◆ **GOAL**: Report every line in the listing that contains the string "image".

Start of PROVIDED DATA

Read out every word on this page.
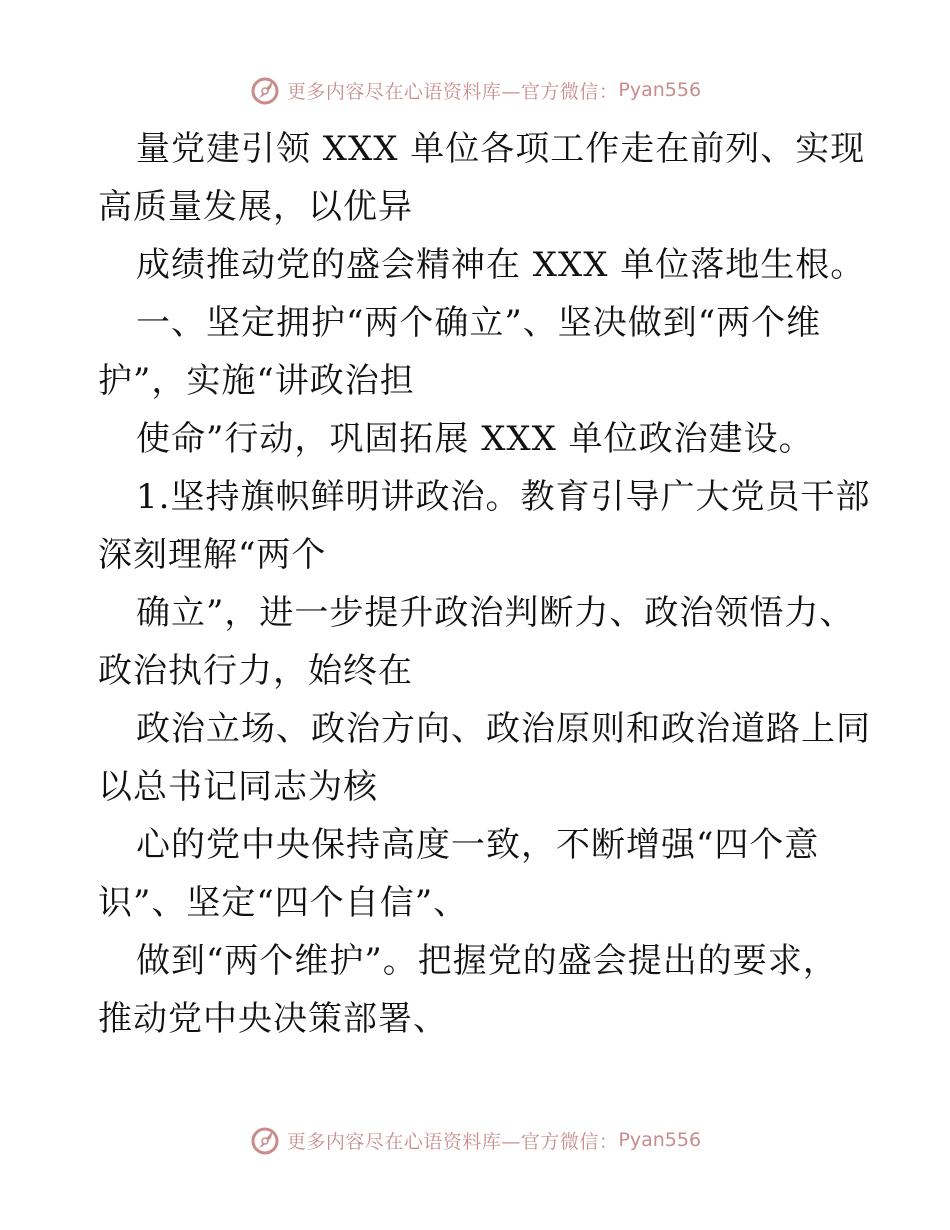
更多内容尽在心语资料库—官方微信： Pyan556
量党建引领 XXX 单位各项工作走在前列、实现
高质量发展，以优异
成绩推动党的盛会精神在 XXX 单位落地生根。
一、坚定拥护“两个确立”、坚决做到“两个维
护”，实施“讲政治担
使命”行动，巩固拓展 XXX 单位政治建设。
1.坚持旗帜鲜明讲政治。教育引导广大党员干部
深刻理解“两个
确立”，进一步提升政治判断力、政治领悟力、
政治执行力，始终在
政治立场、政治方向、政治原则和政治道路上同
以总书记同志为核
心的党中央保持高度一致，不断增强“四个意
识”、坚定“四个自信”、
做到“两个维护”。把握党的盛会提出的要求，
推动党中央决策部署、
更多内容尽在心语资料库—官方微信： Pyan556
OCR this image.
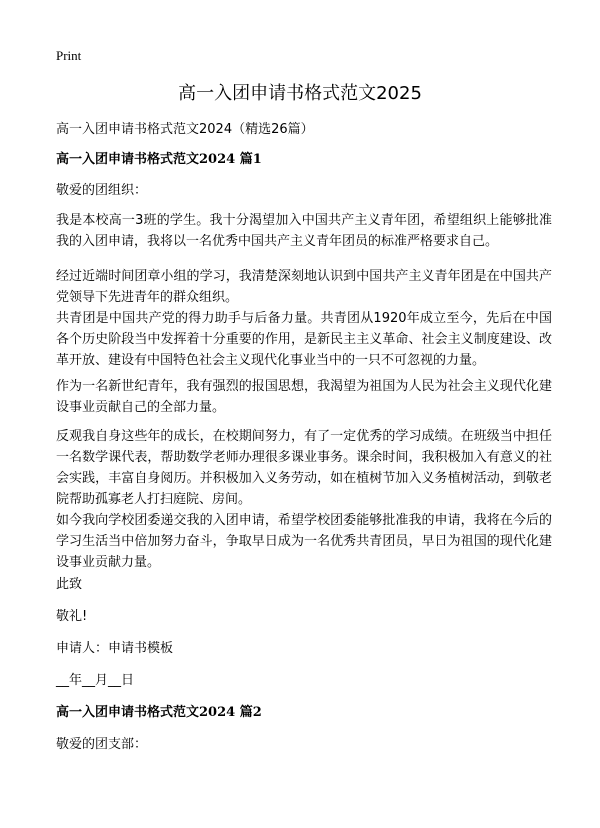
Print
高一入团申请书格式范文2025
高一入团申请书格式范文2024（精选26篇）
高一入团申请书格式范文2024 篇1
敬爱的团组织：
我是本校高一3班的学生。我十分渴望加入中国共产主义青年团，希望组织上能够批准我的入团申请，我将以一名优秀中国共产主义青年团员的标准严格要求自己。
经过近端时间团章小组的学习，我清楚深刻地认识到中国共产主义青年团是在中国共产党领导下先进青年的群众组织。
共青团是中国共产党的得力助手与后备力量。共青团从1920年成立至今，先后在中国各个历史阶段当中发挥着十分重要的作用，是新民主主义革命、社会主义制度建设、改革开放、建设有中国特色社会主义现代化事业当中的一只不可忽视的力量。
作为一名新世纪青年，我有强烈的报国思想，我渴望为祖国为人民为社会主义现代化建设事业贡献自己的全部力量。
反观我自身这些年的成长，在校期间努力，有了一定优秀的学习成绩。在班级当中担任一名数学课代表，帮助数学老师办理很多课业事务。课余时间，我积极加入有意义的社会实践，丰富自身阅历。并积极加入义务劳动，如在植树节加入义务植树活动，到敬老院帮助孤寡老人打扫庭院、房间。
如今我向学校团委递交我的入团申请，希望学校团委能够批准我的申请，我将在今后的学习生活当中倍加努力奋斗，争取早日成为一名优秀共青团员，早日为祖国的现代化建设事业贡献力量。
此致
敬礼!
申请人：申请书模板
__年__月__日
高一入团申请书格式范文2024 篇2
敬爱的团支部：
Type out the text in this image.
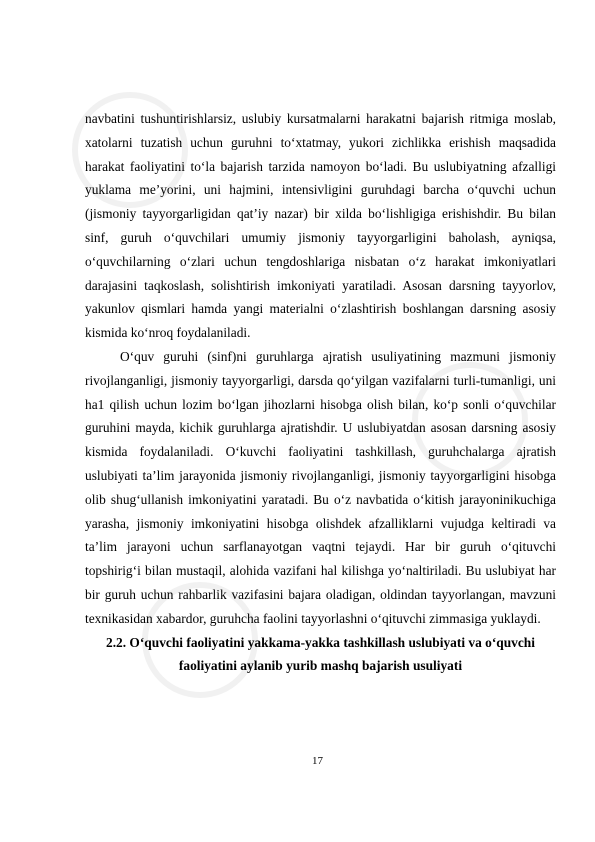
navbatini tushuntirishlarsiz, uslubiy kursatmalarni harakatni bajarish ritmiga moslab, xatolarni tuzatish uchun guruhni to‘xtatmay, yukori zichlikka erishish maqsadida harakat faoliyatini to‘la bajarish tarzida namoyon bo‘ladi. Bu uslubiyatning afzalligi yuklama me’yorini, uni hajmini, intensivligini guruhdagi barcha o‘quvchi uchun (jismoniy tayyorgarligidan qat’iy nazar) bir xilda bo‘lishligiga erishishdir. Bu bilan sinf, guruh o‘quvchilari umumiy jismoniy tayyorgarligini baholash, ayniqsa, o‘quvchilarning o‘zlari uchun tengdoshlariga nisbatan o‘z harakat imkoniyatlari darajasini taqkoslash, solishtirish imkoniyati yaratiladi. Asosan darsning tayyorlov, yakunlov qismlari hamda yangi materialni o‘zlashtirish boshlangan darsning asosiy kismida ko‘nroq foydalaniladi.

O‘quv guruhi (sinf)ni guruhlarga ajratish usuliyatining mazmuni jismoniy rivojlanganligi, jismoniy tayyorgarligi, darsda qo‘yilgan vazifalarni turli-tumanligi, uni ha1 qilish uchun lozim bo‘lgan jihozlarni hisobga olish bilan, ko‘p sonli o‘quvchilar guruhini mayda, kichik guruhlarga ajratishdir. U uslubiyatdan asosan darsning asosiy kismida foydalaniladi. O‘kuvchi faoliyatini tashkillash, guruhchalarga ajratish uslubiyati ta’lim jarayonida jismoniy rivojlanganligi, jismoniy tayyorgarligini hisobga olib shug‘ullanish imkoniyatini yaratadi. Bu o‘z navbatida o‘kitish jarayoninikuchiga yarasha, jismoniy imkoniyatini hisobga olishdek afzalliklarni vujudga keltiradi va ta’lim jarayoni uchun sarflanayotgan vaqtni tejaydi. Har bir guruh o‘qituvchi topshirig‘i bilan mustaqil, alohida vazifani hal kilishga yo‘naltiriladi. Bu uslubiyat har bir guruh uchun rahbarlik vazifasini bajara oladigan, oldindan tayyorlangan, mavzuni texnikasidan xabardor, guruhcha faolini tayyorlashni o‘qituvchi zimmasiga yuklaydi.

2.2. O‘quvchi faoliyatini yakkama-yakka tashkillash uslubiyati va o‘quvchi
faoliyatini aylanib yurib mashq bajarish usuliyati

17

End of PROVIDED DATA
Start of PROVIDED DATA

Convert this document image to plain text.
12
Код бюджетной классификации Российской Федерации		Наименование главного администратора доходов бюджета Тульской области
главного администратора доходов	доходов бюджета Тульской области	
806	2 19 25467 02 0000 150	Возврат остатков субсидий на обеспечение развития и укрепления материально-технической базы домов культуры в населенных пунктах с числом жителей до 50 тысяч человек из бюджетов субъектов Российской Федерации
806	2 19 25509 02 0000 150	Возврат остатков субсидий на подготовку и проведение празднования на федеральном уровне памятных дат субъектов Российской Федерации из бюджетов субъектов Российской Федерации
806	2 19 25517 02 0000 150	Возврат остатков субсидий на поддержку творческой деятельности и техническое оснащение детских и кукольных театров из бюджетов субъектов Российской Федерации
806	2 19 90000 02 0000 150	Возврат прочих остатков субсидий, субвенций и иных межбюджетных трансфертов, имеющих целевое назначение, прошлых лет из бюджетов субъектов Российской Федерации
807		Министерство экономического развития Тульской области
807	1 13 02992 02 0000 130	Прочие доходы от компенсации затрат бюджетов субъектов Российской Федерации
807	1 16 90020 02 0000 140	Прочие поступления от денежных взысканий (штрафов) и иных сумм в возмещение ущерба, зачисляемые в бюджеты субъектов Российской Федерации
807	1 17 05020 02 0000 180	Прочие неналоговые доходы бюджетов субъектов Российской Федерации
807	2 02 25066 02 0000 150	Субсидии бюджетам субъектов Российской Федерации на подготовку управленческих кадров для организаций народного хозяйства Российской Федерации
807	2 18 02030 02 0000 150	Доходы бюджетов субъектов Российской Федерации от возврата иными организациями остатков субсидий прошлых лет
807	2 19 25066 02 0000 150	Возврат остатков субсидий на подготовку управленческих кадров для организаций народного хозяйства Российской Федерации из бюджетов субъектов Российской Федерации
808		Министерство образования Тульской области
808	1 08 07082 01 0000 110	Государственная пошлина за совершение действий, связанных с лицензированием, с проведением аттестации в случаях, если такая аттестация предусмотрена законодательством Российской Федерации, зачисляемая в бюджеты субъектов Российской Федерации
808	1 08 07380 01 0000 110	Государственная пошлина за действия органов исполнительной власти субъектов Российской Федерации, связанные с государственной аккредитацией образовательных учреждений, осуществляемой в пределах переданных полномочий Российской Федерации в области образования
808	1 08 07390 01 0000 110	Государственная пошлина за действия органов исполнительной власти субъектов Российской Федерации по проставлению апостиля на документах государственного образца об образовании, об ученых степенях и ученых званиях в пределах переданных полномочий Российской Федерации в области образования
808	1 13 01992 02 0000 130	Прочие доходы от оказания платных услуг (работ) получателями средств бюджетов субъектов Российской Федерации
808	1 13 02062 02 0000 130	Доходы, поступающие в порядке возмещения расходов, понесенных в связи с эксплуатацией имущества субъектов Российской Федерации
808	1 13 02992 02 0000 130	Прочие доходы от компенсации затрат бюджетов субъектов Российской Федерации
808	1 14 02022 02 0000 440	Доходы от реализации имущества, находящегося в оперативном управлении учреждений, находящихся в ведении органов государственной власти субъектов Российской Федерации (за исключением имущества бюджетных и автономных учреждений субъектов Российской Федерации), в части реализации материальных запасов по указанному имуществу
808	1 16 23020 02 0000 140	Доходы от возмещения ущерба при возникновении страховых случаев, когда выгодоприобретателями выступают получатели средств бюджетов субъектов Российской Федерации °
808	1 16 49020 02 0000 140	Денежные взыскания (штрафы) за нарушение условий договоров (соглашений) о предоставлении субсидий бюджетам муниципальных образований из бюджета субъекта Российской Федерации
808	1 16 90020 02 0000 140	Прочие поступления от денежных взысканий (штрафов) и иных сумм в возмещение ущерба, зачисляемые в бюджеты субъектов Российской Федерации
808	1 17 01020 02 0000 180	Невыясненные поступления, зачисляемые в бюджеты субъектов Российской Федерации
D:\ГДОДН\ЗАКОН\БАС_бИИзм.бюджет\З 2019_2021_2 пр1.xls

End of PROVIDED DATA

◆ **TASK SOLUTION**:
OCR this image.
Type out the text in this image.
Convert this document image to plain text.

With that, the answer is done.